SHORT PROBLEM. Look through the data below. Pick out the lines holding the string "much".
## BEGIN
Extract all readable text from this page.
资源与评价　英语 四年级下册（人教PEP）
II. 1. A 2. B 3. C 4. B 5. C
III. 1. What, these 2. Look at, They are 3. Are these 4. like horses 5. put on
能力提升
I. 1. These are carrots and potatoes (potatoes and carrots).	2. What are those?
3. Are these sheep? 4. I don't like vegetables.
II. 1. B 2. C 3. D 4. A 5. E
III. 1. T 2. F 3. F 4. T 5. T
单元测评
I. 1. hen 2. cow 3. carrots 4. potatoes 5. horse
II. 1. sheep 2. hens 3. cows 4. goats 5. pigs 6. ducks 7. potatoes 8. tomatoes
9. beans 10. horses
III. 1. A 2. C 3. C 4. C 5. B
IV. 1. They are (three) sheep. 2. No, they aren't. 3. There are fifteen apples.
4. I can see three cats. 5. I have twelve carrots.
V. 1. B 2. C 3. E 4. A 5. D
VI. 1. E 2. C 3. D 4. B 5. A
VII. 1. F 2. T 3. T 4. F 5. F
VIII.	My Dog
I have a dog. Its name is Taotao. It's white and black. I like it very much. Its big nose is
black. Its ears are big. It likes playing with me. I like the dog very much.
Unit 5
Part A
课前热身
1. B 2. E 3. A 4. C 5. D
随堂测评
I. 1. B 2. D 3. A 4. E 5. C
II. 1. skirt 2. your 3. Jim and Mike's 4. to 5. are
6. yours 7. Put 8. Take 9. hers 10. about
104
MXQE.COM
## END
FULL ANSWER.
I have a dog. Its name is Taotao. It's white and black. I like it very much. Its big nose is
black. Its ears are big. It likes playing with me. I like the dog very much.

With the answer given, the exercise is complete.